[BEGIN]
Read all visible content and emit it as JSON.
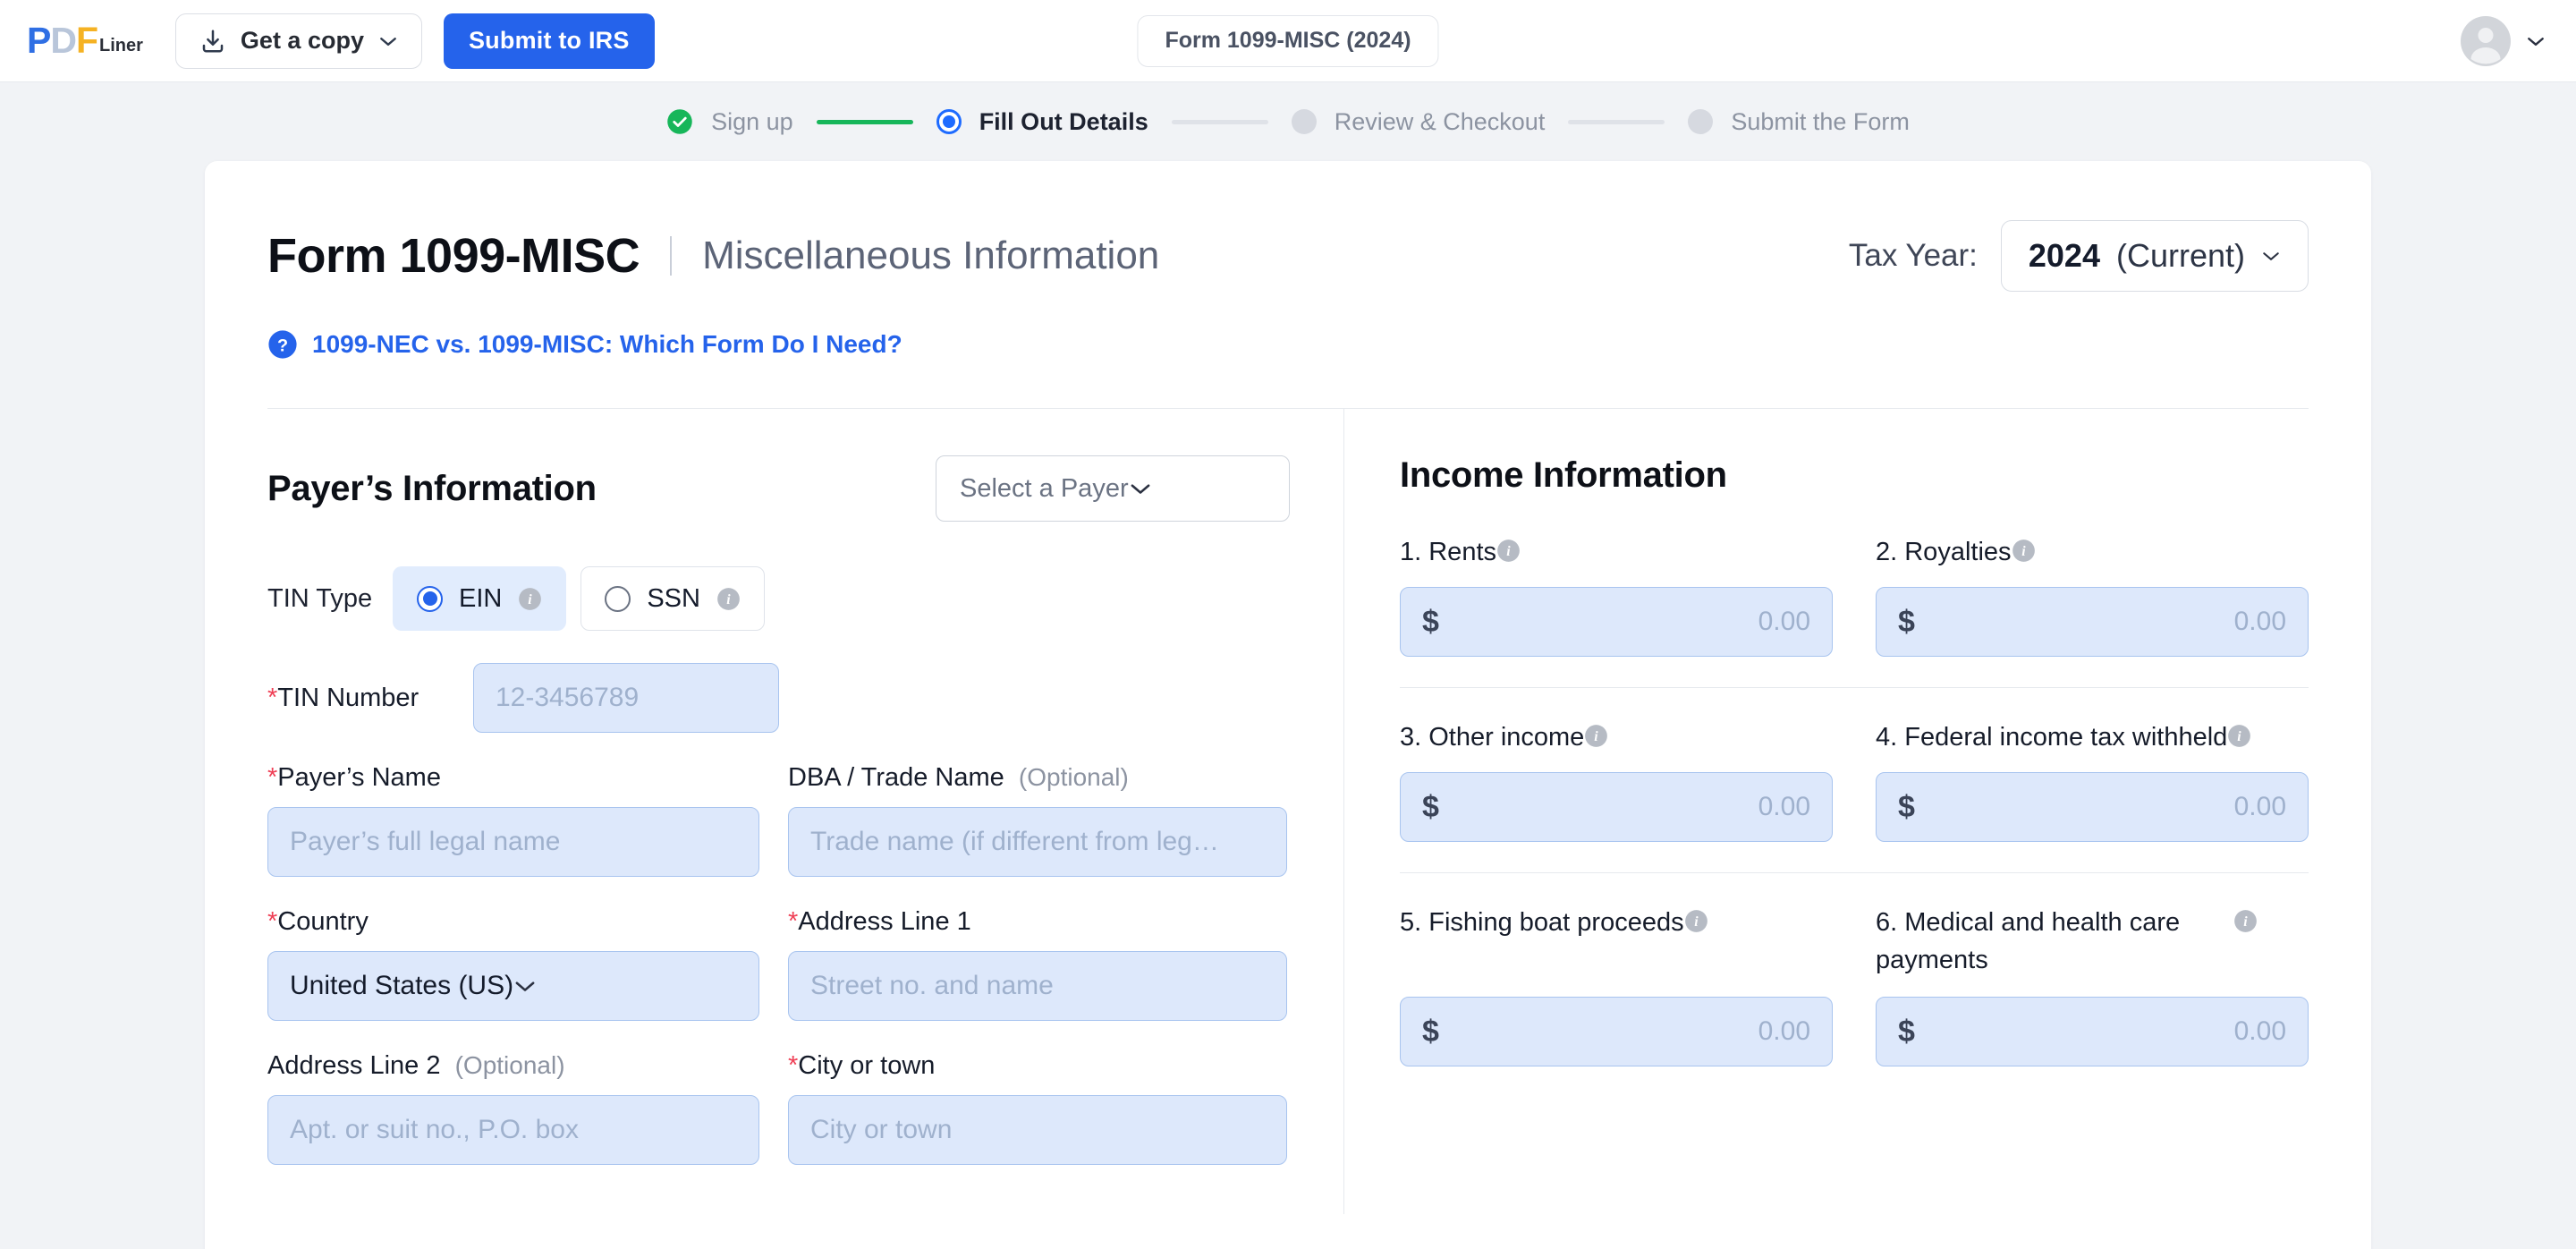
{
  "topbar": {
    "logo_p": "P",
    "logo_d": "D",
    "logo_f": "F",
    "logo_word": "Liner",
    "get_copy_label": "Get a copy",
    "submit_irs_label": "Submit to IRS",
    "form_chip_label": "Form 1099-MISC (2024)",
    "download_icon": "download-icon",
    "chevron_icon": "chevron-down-icon",
    "avatar_icon": "avatar-icon"
  },
  "stepper": {
    "steps": [
      {
        "label": "Sign up",
        "state": "done"
      },
      {
        "label": "Fill Out Details",
        "state": "active"
      },
      {
        "label": "Review & Checkout",
        "state": "todo"
      },
      {
        "label": "Submit the Form",
        "state": "todo"
      }
    ]
  },
  "header": {
    "form_title": "Form 1099-MISC",
    "separator": "|",
    "form_subtitle": "Miscellaneous Information",
    "tax_year_label": "Tax Year:",
    "tax_year_value": "2024",
    "tax_year_suffix": "(Current)",
    "help_link": "1099-NEC vs. 1099-MISC: Which Form Do I Need?",
    "help_icon": "question-circle-icon"
  },
  "payer": {
    "section_title": "Payer’s Information",
    "select_payer_placeholder": "Select a Payer",
    "tin_type_label": "TIN Type",
    "tin_options": [
      {
        "label": "EIN",
        "selected": true
      },
      {
        "label": "SSN",
        "selected": false
      }
    ],
    "tin_number_label": "TIN Number",
    "tin_number_required": "*",
    "tin_number_placeholder": "12-3456789",
    "fields": [
      {
        "label": "Payer’s Name",
        "required": "*",
        "optional": "",
        "placeholder": "Payer’s full legal name",
        "type": "input"
      },
      {
        "label": "DBA / Trade Name",
        "required": "",
        "optional": "(Optional)",
        "placeholder": "Trade name (if different from leg…",
        "type": "input"
      },
      {
        "label": "Country",
        "required": "*",
        "optional": "",
        "value": "United States (US)",
        "type": "select"
      },
      {
        "label": "Address Line 1",
        "required": "*",
        "optional": "",
        "placeholder": "Street no. and name",
        "type": "input"
      },
      {
        "label": "Address Line 2",
        "required": "",
        "optional": "(Optional)",
        "placeholder": "Apt. or suit no., P.O. box",
        "type": "input"
      },
      {
        "label": "City or town",
        "required": "*",
        "optional": "",
        "placeholder": "City or town",
        "type": "input"
      }
    ]
  },
  "income": {
    "section_title": "Income Information",
    "currency_symbol": "$",
    "default_amount": "0.00",
    "boxes": [
      {
        "label": "1. Rents",
        "amount": "0.00"
      },
      {
        "label": "2. Royalties",
        "amount": "0.00"
      },
      {
        "label": "3. Other income",
        "amount": "0.00"
      },
      {
        "label": "4. Federal income tax withheld",
        "amount": "0.00"
      },
      {
        "label": "5. Fishing boat proceeds",
        "amount": "0.00"
      },
      {
        "label": "6. Medical and health care payments",
        "amount": "0.00"
      }
    ]
  },
  "colors": {
    "brand_blue": "#2563eb",
    "accent_blue": "#1e6bff",
    "success_green": "#17b65a",
    "required_red": "#ef4056",
    "input_fill": "#dde8fb",
    "page_bg": "#f1f3f6"
  }
}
[END]
**PROMPT**
Copy out the records above in full, exactly as written, but not the pictures.

**SOLUTION FOR THIS EXERCISE**
Read all visible content and emit it as JSON.
{
  "topbar": {
    "logo_p": "P",
    "logo_d": "D",
    "logo_f": "F",
    "logo_word": "Liner",
    "get_copy_label": "Get a copy",
    "submit_irs_label": "Submit to IRS",
    "form_chip_label": "Form 1099-MISC (2024)",
    "download_icon": "download-icon",
    "chevron_icon": "chevron-down-icon",
    "avatar_icon": "avatar-icon"
  },
  "stepper": {
    "steps": [
      {
        "label": "Sign up",
        "state": "done"
      },
      {
        "label": "Fill Out Details",
        "state": "active"
      },
      {
        "label": "Review & Checkout",
        "state": "todo"
      },
      {
        "label": "Submit the Form",
        "state": "todo"
      }
    ]
  },
  "header": {
    "form_title": "Form 1099-MISC",
    "separator": "|",
    "form_subtitle": "Miscellaneous Information",
    "tax_year_label": "Tax Year:",
    "tax_year_value": "2024",
    "tax_year_suffix": "(Current)",
    "help_link": "1099-NEC vs. 1099-MISC: Which Form Do I Need?",
    "help_icon": "question-circle-icon"
  },
  "payer": {
    "section_title": "Payer’s Information",
    "select_payer_placeholder": "Select a Payer",
    "tin_type_label": "TIN Type",
    "tin_options": [
      {
        "label": "EIN",
        "selected": true
      },
      {
        "label": "SSN",
        "selected": false
      }
    ],
    "tin_number_label": "TIN Number",
    "tin_number_required": "*",
    "tin_number_placeholder": "12-3456789",
    "fields": [
      {
        "label": "Payer’s Name",
        "required": "*",
        "optional": "",
        "placeholder": "Payer’s full legal name",
        "type": "input"
      },
      {
        "label": "DBA / Trade Name",
        "required": "",
        "optional": "(Optional)",
        "placeholder": "Trade name (if different from leg…",
        "type": "input"
      },
      {
        "label": "Country",
        "required": "*",
        "optional": "",
        "value": "United States (US)",
        "type": "select"
      },
      {
        "label": "Address Line 1",
        "required": "*",
        "optional": "",
        "placeholder": "Street no. and name",
        "type": "input"
      },
      {
        "label": "Address Line 2",
        "required": "",
        "optional": "(Optional)",
        "placeholder": "Apt. or suit no., P.O. box",
        "type": "input"
      },
      {
        "label": "City or town",
        "required": "*",
        "optional": "",
        "placeholder": "City or town",
        "type": "input"
      }
    ]
  },
  "income": {
    "section_title": "Income Information",
    "currency_symbol": "$",
    "default_amount": "0.00",
    "boxes": [
      {
        "label": "1. Rents",
        "amount": "0.00"
      },
      {
        "label": "2. Royalties",
        "amount": "0.00"
      },
      {
        "label": "3. Other income",
        "amount": "0.00"
      },
      {
        "label": "4. Federal income tax withheld",
        "amount": "0.00"
      },
      {
        "label": "5. Fishing boat proceeds",
        "amount": "0.00"
      },
      {
        "label": "6. Medical and health care payments",
        "amount": "0.00"
      }
    ]
  },
  "colors": {
    "brand_blue": "#2563eb",
    "accent_blue": "#1e6bff",
    "success_green": "#17b65a",
    "required_red": "#ef4056",
    "input_fill": "#dde8fb",
    "page_bg": "#f1f3f6"
  }
}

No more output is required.